◆ 課題の指示:
オンライン試験を扱った本文を3文で要約せよ。

◆ 本文:
=-=-=-=-=
しかし、教育機関もただ混乱しているわけではなく、各教育機関ごとに様々な方策を検討しており、例えばこちらの記事(オンライン活用の大学、悩む成績評価 「遠隔試験」も)のように、オンラインでの試験実施の方法を試している大学も出てきている。
とはいえ、オンラインでの試験実施にあたっては様々な難題が待ち構えており、韓国では集団でのカンニングが発覚したものの、試験の運営側が気づくことができなかったという事象が報道されていたりと、試験運営方法の模索が続いている。そんな中、「オンラインでの試験運営をサポートする」サービスに世界の注目が集まっている。EdTech領域において「Proctoring exam」「Remote exam」と呼ばれている分野で、一言で言えば「ペーパーレスでの試験運用を実現するアプリケーション」を提供するプレーヤーたちだ。米国ではリアルな教室における試験運営での不正行為・問題用紙漏えいなどを防止するための打ち手としてニーズがもともと高まっていた。欧州ではトップスクールを中心に、大学・大学院自体をオンライン完結でのコース提供を行う流れも増えつつあり、この分野へのニーズが高まっている。
=-=-=-=-=
抽出されたデータ行
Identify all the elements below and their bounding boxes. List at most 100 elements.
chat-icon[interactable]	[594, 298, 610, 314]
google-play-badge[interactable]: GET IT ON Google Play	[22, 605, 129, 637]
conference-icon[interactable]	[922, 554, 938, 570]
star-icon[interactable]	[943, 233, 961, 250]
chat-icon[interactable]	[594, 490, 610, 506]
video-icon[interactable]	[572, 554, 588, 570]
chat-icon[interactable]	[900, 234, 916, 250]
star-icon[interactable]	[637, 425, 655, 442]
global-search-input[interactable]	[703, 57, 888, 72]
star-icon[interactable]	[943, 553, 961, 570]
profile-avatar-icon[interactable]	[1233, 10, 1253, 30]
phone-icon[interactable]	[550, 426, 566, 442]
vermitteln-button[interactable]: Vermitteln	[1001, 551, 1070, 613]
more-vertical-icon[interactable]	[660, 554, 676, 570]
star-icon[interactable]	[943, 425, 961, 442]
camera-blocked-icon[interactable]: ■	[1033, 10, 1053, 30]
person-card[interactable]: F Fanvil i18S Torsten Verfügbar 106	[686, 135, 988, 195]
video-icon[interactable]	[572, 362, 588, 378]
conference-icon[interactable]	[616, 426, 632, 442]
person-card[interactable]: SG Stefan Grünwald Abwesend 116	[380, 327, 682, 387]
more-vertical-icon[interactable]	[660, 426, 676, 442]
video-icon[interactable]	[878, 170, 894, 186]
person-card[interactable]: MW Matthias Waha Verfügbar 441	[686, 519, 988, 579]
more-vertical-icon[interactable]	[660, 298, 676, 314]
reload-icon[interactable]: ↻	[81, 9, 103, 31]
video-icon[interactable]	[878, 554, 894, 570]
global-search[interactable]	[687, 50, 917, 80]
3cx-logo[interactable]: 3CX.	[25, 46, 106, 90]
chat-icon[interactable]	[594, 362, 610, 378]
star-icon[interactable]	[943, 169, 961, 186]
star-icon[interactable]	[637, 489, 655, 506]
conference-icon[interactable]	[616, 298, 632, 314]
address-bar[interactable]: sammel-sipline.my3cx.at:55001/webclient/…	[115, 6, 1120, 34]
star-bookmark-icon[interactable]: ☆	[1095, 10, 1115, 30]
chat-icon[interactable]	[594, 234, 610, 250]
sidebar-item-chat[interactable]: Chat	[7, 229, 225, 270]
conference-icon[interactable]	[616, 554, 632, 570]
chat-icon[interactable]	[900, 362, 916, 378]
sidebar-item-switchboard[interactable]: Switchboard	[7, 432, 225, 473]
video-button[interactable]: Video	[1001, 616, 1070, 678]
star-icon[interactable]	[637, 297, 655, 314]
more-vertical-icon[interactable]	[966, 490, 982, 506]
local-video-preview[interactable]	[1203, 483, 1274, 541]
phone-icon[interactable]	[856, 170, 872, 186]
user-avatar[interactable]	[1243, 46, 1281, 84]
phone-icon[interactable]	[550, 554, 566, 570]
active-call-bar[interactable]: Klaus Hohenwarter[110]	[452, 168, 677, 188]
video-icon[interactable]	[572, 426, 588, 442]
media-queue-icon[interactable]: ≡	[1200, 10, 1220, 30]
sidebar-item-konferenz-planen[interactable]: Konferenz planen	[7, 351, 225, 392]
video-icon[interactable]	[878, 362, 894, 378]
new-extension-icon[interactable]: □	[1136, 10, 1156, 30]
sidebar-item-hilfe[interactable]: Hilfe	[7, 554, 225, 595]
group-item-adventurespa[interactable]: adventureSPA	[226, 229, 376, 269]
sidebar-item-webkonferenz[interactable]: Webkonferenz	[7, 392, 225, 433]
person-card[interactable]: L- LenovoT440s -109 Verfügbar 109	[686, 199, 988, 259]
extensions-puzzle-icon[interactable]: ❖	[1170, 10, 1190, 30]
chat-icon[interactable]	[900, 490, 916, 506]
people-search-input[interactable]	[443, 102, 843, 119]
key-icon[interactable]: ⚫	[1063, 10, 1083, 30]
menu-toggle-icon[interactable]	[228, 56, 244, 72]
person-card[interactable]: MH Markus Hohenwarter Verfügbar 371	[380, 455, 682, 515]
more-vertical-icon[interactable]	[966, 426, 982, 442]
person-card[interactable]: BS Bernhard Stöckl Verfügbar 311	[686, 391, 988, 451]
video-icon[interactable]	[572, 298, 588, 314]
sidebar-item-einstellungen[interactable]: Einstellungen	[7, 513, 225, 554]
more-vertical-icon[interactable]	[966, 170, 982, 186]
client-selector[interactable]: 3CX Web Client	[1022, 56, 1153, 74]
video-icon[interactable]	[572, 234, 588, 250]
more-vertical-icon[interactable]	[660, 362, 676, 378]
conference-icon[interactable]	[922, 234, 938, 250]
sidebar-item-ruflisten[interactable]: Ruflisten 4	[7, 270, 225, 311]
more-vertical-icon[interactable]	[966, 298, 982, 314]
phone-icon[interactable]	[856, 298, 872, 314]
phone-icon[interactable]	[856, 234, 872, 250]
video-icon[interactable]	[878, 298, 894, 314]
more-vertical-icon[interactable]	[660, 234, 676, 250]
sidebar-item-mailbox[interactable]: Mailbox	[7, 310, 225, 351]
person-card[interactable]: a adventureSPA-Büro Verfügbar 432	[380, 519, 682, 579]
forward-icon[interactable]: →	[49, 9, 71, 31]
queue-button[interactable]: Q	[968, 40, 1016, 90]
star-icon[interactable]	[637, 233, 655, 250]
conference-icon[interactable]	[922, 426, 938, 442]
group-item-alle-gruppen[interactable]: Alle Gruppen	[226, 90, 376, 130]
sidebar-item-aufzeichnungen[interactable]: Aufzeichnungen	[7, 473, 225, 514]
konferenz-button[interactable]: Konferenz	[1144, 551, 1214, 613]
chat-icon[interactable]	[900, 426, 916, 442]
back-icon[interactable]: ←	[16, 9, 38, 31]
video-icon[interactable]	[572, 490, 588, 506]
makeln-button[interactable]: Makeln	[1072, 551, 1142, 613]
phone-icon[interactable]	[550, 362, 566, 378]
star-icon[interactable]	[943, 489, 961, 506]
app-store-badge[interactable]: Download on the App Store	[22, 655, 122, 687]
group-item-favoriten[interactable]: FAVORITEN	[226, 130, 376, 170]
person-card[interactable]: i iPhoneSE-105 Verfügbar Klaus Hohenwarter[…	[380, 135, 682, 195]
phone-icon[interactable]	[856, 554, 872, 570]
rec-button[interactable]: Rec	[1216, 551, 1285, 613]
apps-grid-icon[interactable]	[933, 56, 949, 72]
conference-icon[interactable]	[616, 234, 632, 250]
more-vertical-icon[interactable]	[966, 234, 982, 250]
=-=-=-=-=
◆ 課題の解答:
教育機関はそれぞれ方策を検討しており、オンラインで試験を実施する方法を試す大学も出てきている。ただし、韓国で集団カンニングに運営側が気づけなかったと報道されるなど難題が多く、試験運営方法の模索が続いている。そうした中、「Proctoring exam」「Remote exam」と呼ばれる分野でペーパーレスの試験運用を実現するアプリケーションに世界の注目が集まっており、米国では教室での不正行為や問題用紙漏えいの防止策として、欧州ではトップスクールを中心にオンライン完結のコース提供が増えていることから、この分野へのニーズが高まっている。